(Saved entries)
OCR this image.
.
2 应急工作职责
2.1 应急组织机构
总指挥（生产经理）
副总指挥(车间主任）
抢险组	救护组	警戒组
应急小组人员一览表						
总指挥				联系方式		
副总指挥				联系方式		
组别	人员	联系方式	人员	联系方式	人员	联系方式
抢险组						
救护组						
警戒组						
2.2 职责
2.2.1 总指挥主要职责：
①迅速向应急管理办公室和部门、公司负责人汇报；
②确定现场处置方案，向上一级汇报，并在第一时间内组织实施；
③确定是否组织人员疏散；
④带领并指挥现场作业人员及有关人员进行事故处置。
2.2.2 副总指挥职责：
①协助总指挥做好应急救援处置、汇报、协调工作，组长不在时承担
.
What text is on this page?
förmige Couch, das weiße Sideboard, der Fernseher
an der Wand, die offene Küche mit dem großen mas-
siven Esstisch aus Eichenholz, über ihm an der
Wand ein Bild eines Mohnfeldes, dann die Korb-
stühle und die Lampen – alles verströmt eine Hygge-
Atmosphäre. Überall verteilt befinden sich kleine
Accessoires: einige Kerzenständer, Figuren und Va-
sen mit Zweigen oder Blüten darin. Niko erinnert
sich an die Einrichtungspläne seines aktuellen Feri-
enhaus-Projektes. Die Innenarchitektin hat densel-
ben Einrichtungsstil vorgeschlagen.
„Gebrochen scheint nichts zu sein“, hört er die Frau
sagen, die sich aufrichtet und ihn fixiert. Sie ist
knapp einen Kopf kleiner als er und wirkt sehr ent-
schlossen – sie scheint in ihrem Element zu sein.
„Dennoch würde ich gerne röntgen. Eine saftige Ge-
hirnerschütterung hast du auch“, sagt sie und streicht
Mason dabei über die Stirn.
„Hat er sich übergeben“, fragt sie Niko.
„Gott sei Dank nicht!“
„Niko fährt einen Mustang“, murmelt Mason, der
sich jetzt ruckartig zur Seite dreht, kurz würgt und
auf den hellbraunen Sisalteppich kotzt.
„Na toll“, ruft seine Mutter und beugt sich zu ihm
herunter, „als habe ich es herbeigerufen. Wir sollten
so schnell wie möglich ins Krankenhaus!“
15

• [TASK STATEMENT] Copy out every line holding the string "Mason".

• [COMPLETED EXERCISE]
Mason dabei über die Stirn.
„Niko fährt einen Mustang“, murmelt Mason, der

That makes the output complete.